SET PROBLEM
Set down each line of the material that follows, exactly, with no pictures.

LISTED ENTRIES
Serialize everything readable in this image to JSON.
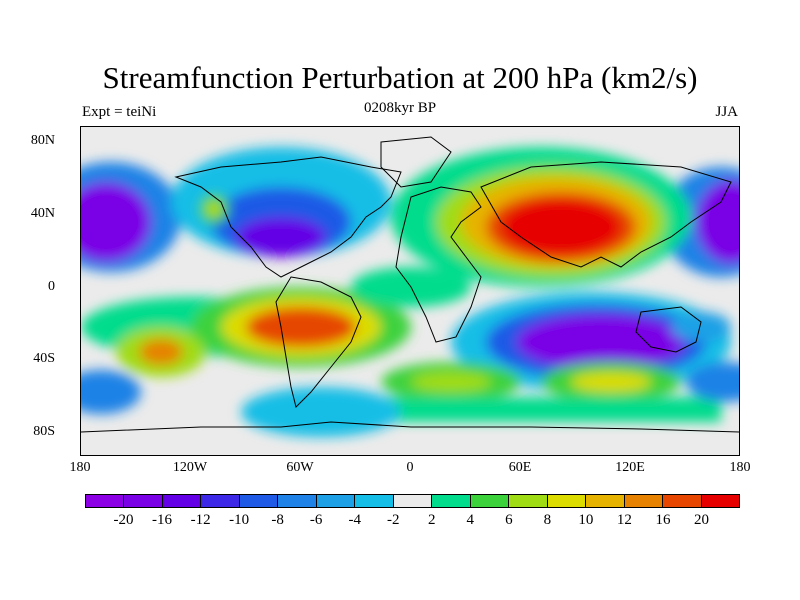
{
  "title": "Streamfunction Perturbation at 200 hPa (km2/s)",
  "left_label": "Expt = teiNi",
  "center_label": "0208kyr BP",
  "right_label": "JJA",
  "map": {
    "projection": "cylindrical equidistant",
    "lon_range": [
      -180,
      180
    ],
    "lat_range": [
      -90,
      90
    ],
    "field": "200 hPa streamfunction perturbation",
    "units": "km2/s",
    "features": [
      {
        "name": "Eurasia/Asia high",
        "sign": "positive",
        "peak": 20
      },
      {
        "name": "South Atlantic high",
        "sign": "positive",
        "peak": 16
      },
      {
        "name": "South Pacific high",
        "sign": "positive",
        "peak": 12
      },
      {
        "name": "Indian Ocean/Australia low",
        "sign": "negative",
        "peak": -20
      },
      {
        "name": "North Pacific low",
        "sign": "negative",
        "peak": -20
      },
      {
        "name": "Southern Ocean 120E high",
        "sign": "positive",
        "peak": 10
      }
    ]
  },
  "lat_ticks": [
    "80N",
    "40N",
    "0",
    "40S",
    "80S"
  ],
  "lon_ticks": [
    "180",
    "120W",
    "60W",
    "0",
    "60E",
    "120E",
    "180"
  ],
  "colorbar": {
    "colors": [
      "#8c00e6",
      "#7a00e6",
      "#6300e6",
      "#3c28e6",
      "#1e5ae6",
      "#1e82e6",
      "#1ea0e6",
      "#14bee6",
      "#ebebeb",
      "#00dc8c",
      "#3cd23c",
      "#a0dc14",
      "#dcdc00",
      "#e6b400",
      "#e68200",
      "#e64600",
      "#e60000"
    ],
    "labels": [
      "-20",
      "-16",
      "-12",
      "-10",
      "-8",
      "-6",
      "-4",
      "-2",
      "2",
      "4",
      "6",
      "8",
      "10",
      "12",
      "16",
      "20"
    ]
  }
}
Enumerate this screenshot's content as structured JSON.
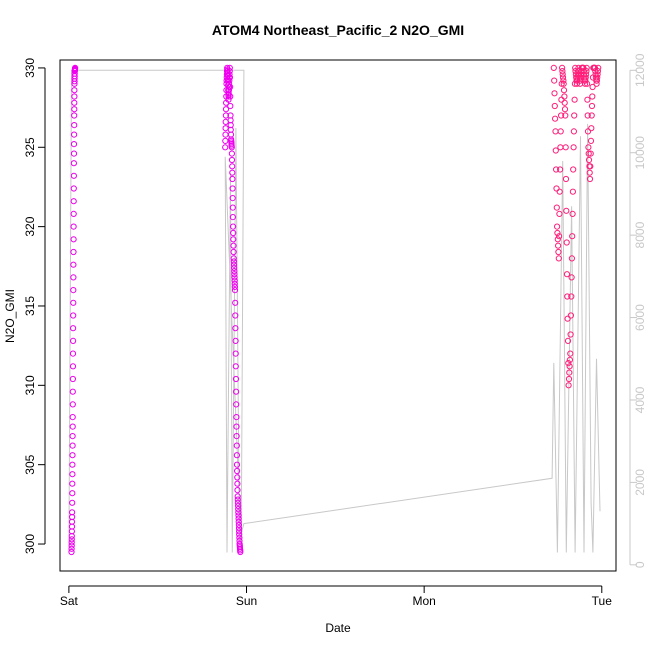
{
  "chart_data": {
    "type": "scatter",
    "title": "ATOM4 Northeast_Pacific_2 N2O_GMI",
    "xlabel": "Date",
    "ylabel": "N2O_GMI",
    "x_ticks": [
      "Sat",
      "Sun",
      "Mon",
      "Tue"
    ],
    "x_unit": "days since Sat 00:00",
    "xlim": [
      -0.05,
      3.08
    ],
    "ylim": [
      298.3,
      330.5
    ],
    "y_ticks": [
      300,
      305,
      310,
      315,
      320,
      325,
      330
    ],
    "y2lim": [
      -150,
      12250
    ],
    "y2_ticks": [
      0,
      2000,
      4000,
      6000,
      8000,
      10000,
      12000
    ],
    "colors": {
      "magenta": "#ee00ee",
      "pink": "#ff1f7a",
      "altitude_line": "#c8c8c8"
    },
    "series": [
      {
        "marker": "circle-open",
        "color": "magenta",
        "segments": [
          {
            "t0": 0.015,
            "t1": 0.035,
            "y": [
              299.5,
              300.5,
              302,
              305,
              308,
              312,
              316,
              320,
              324,
              327,
              329,
              329.8,
              330
            ]
          },
          {
            "t0": 0.88,
            "t1": 0.965,
            "y": [
              325,
              327,
              329,
              330,
              329.5,
              328,
              329,
              330,
              327,
              325.5,
              325,
              323,
              320,
              318,
              317,
              316,
              312,
              308,
              305,
              303,
              302,
              301,
              300,
              299.5
            ]
          }
        ]
      },
      {
        "marker": "circle-open",
        "color": "pink",
        "segments": [
          {
            "t0": 2.73,
            "t1": 2.98,
            "y": [
              330,
              326,
              320,
              318,
              325,
              330,
              329,
              327,
              317,
              310,
              312,
              318,
              325,
              330,
              329,
              330,
              329,
              330,
              330,
              329,
              330,
              325,
              323,
              327,
              330,
              330,
              329,
              330
            ]
          }
        ]
      }
    ],
    "altitude_series": {
      "axis": "right",
      "color": "altitude_line",
      "points": [
        [
          0.0,
          350
        ],
        [
          0.015,
          12000
        ],
        [
          0.985,
          12000
        ],
        [
          0.97,
          400
        ],
        [
          0.88,
          9900
        ],
        [
          0.89,
          300
        ],
        [
          0.91,
          9500
        ],
        [
          0.92,
          300
        ],
        [
          0.94,
          10600
        ],
        [
          0.96,
          600
        ],
        [
          0.985,
          1000
        ],
        [
          2.72,
          2100
        ],
        [
          2.73,
          4900
        ],
        [
          2.75,
          300
        ],
        [
          2.78,
          9800
        ],
        [
          2.8,
          300
        ],
        [
          2.83,
          8700
        ],
        [
          2.85,
          300
        ],
        [
          2.88,
          10400
        ],
        [
          2.9,
          300
        ],
        [
          2.92,
          10700
        ],
        [
          2.94,
          1500
        ],
        [
          2.95,
          300
        ],
        [
          2.97,
          5000
        ],
        [
          2.99,
          1300
        ]
      ]
    }
  }
}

EXERCISE OUTPUT
Serialize everything readable in this image to JSON.
{
  "title": "Streamfunction Perturbation at 200 hPa (km2/s)",
  "left_label": "Expt = teiNi",
  "center_label": "0208kyr BP",
  "right_label": "JJA",
  "map": {
    "projection": "cylindrical equidistant",
    "lon_range": [
      -180,
      180
    ],
    "lat_range": [
      -90,
      90
    ],
    "field": "200 hPa streamfunction perturbation",
    "units": "km2/s",
    "features": [
      {
        "name": "Eurasia/Asia high",
        "sign": "positive",
        "peak": 20
      },
      {
        "name": "South Atlantic high",
        "sign": "positive",
        "peak": 16
      },
      {
        "name": "South Pacific high",
        "sign": "positive",
        "peak": 12
      },
      {
        "name": "Indian Ocean/Australia low",
        "sign": "negative",
        "peak": -20
      },
      {
        "name": "North Pacific low",
        "sign": "negative",
        "peak": -20
      },
      {
        "name": "Southern Ocean 120E high",
        "sign": "positive",
        "peak": 10
      }
    ]
  },
  "lat_ticks": [
    "80N",
    "40N",
    "0",
    "40S",
    "80S"
  ],
  "lon_ticks": [
    "180",
    "120W",
    "60W",
    "0",
    "60E",
    "120E",
    "180"
  ],
  "colorbar": {
    "colors": [
      "#8c00e6",
      "#7a00e6",
      "#6300e6",
      "#3c28e6",
      "#1e5ae6",
      "#1e82e6",
      "#1ea0e6",
      "#14bee6",
      "#ebebeb",
      "#00dc8c",
      "#3cd23c",
      "#a0dc14",
      "#dcdc00",
      "#e6b400",
      "#e68200",
      "#e64600",
      "#e60000"
    ],
    "labels": [
      "-20",
      "-16",
      "-12",
      "-10",
      "-8",
      "-6",
      "-4",
      "-2",
      "2",
      "4",
      "6",
      "8",
      "10",
      "12",
      "16",
      "20"
    ]
  }
}
Enumerate this screenshot's content as structured JSON.
{
  "chart_data": {
    "type": "scatter",
    "title": "ATOM4 Northeast_Pacific_2 N2O_GMI",
    "xlabel": "Date",
    "ylabel": "N2O_GMI",
    "x_ticks": [
      "Sat",
      "Sun",
      "Mon",
      "Tue"
    ],
    "x_unit": "days since Sat 00:00",
    "xlim": [
      -0.05,
      3.08
    ],
    "ylim": [
      298.3,
      330.5
    ],
    "y_ticks": [
      300,
      305,
      310,
      315,
      320,
      325,
      330
    ],
    "y2lim": [
      -150,
      12250
    ],
    "y2_ticks": [
      0,
      2000,
      4000,
      6000,
      8000,
      10000,
      12000
    ],
    "colors": {
      "magenta": "#ee00ee",
      "pink": "#ff1f7a",
      "altitude_line": "#c8c8c8"
    },
    "series": [
      {
        "marker": "circle-open",
        "color": "magenta",
        "segments": [
          {
            "t0": 0.015,
            "t1": 0.035,
            "y": [
              299.5,
              300.5,
              302,
              305,
              308,
              312,
              316,
              320,
              324,
              327,
              329,
              329.8,
              330
            ]
          },
          {
            "t0": 0.88,
            "t1": 0.965,
            "y": [
              325,
              327,
              329,
              330,
              329.5,
              328,
              329,
              330,
              327,
              325.5,
              325,
              323,
              320,
              318,
              317,
              316,
              312,
              308,
              305,
              303,
              302,
              301,
              300,
              299.5
            ]
          }
        ]
      },
      {
        "marker": "circle-open",
        "color": "pink",
        "segments": [
          {
            "t0": 2.73,
            "t1": 2.98,
            "y": [
              330,
              326,
              320,
              318,
              325,
              330,
              329,
              327,
              317,
              310,
              312,
              318,
              325,
              330,
              329,
              330,
              329,
              330,
              330,
              329,
              330,
              325,
              323,
              327,
              330,
              330,
              329,
              330
            ]
          }
        ]
      }
    ],
    "altitude_series": {
      "axis": "right",
      "color": "altitude_line",
      "points": [
        [
          0.0,
          350
        ],
        [
          0.015,
          12000
        ],
        [
          0.985,
          12000
        ],
        [
          0.97,
          400
        ],
        [
          0.88,
          9900
        ],
        [
          0.89,
          300
        ],
        [
          0.91,
          9500
        ],
        [
          0.92,
          300
        ],
        [
          0.94,
          10600
        ],
        [
          0.96,
          600
        ],
        [
          0.985,
          1000
        ],
        [
          2.72,
          2100
        ],
        [
          2.73,
          4900
        ],
        [
          2.75,
          300
        ],
        [
          2.78,
          9800
        ],
        [
          2.8,
          300
        ],
        [
          2.83,
          8700
        ],
        [
          2.85,
          300
        ],
        [
          2.88,
          10400
        ],
        [
          2.9,
          300
        ],
        [
          2.92,
          10700
        ],
        [
          2.94,
          1500
        ],
        [
          2.95,
          300
        ],
        [
          2.97,
          5000
        ],
        [
          2.99,
          1300
        ]
      ]
    }
  }
}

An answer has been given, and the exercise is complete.